** Begin **

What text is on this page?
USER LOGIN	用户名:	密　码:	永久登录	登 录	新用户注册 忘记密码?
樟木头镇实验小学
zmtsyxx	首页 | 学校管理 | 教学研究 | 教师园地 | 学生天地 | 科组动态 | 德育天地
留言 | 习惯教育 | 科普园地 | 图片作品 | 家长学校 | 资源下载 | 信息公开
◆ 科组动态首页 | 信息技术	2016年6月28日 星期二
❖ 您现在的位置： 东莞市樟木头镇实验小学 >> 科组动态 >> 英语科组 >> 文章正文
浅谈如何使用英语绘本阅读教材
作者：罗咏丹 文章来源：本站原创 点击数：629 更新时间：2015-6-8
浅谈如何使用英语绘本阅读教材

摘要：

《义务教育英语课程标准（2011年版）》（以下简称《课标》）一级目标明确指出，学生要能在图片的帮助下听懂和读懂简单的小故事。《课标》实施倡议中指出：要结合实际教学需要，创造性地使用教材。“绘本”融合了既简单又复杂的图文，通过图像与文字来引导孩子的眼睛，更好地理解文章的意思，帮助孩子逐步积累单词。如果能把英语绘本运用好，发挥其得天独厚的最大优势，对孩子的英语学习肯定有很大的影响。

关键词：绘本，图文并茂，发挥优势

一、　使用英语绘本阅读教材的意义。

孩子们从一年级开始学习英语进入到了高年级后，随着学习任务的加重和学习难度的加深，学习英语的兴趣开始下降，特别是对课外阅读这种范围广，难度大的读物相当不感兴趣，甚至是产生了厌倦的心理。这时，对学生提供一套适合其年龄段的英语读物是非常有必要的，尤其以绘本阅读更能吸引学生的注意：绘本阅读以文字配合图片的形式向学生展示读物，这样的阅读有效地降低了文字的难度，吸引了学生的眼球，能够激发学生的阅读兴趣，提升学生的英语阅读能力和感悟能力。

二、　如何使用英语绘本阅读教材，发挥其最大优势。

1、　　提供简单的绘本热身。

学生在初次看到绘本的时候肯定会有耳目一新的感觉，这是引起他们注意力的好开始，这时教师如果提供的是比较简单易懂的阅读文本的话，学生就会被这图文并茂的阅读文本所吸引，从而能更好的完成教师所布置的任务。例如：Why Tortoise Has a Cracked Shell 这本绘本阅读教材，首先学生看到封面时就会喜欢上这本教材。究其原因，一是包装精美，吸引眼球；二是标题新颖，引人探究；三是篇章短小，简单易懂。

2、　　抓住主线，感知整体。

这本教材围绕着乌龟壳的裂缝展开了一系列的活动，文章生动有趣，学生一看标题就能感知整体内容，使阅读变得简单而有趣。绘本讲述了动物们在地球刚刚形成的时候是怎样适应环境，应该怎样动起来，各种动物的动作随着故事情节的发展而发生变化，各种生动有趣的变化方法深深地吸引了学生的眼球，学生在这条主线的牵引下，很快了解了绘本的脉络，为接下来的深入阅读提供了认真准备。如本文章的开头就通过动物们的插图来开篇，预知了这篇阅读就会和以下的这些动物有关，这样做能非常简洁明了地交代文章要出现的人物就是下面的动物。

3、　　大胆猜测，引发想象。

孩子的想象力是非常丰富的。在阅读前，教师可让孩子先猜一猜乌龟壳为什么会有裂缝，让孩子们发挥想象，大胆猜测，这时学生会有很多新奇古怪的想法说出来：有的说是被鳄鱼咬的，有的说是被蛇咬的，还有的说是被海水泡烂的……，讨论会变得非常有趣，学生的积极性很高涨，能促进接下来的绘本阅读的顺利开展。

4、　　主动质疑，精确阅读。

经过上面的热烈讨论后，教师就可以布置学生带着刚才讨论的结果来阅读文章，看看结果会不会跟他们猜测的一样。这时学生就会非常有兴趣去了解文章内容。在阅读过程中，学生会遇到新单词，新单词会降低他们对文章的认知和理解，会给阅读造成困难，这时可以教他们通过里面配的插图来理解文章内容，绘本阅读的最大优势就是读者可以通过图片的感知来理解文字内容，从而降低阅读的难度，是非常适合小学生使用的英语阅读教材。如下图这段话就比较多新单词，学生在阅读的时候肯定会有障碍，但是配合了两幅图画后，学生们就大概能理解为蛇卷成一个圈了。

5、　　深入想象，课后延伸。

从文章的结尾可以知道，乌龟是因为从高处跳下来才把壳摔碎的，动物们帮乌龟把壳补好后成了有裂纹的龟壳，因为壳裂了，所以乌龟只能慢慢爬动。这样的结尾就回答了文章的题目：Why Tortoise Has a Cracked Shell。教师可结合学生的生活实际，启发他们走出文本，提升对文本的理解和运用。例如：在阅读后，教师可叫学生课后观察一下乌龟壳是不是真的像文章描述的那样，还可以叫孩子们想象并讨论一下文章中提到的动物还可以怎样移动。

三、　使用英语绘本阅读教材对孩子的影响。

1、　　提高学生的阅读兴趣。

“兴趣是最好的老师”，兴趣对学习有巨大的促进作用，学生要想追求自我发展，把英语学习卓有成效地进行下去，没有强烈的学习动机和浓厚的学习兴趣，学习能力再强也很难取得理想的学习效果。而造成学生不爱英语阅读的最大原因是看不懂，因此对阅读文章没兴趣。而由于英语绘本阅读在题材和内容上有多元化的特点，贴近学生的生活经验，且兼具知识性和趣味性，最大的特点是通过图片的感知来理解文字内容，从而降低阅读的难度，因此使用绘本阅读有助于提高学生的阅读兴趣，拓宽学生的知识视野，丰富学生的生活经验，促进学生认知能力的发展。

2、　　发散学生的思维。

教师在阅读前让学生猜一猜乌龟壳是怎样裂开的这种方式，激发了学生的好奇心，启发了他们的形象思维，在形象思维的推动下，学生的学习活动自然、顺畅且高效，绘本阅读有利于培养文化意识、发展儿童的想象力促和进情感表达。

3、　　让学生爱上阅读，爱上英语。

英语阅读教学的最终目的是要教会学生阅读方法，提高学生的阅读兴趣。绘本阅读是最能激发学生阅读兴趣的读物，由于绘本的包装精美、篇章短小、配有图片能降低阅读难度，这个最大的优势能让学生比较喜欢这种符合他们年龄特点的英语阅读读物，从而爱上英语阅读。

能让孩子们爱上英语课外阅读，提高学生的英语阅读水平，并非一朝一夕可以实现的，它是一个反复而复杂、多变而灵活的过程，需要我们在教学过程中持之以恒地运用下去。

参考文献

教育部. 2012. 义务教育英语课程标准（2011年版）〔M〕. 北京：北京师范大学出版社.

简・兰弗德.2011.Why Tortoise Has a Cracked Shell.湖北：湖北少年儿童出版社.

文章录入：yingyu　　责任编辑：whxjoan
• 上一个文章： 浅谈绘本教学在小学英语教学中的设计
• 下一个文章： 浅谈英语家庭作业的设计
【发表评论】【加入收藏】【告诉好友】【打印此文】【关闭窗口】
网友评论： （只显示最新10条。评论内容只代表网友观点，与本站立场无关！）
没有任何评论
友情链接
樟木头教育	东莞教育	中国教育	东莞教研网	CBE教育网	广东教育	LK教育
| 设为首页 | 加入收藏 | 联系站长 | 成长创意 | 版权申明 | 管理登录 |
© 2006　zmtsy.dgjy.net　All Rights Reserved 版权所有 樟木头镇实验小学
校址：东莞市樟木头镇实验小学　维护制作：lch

** End **
** Begin **

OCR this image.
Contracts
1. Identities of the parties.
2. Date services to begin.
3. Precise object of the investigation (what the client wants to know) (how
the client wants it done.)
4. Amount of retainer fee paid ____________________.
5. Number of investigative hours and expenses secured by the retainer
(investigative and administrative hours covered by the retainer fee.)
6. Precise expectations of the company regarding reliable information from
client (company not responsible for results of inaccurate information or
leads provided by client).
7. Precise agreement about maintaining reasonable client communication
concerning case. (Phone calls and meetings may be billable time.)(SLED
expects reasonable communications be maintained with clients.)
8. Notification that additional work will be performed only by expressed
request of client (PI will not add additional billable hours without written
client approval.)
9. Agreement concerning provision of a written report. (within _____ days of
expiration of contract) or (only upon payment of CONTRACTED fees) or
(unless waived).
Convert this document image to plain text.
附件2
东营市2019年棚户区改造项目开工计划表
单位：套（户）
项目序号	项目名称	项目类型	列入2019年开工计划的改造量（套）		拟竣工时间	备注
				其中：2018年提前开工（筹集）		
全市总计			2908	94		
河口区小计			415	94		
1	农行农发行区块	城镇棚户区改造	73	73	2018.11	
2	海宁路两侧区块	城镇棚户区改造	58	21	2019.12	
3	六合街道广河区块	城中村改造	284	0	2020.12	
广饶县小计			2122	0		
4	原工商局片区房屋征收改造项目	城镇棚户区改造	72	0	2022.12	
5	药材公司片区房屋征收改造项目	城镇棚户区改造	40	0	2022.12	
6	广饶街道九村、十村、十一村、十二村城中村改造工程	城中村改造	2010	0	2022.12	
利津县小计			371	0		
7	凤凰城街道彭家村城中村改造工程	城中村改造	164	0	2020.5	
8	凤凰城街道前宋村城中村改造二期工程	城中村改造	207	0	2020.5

** End **

**WHAT TO PRODUCE**
Using the material above, state how many lines include the string "义务教育英语课程标准". Answer with a single number.

**REPLY**
2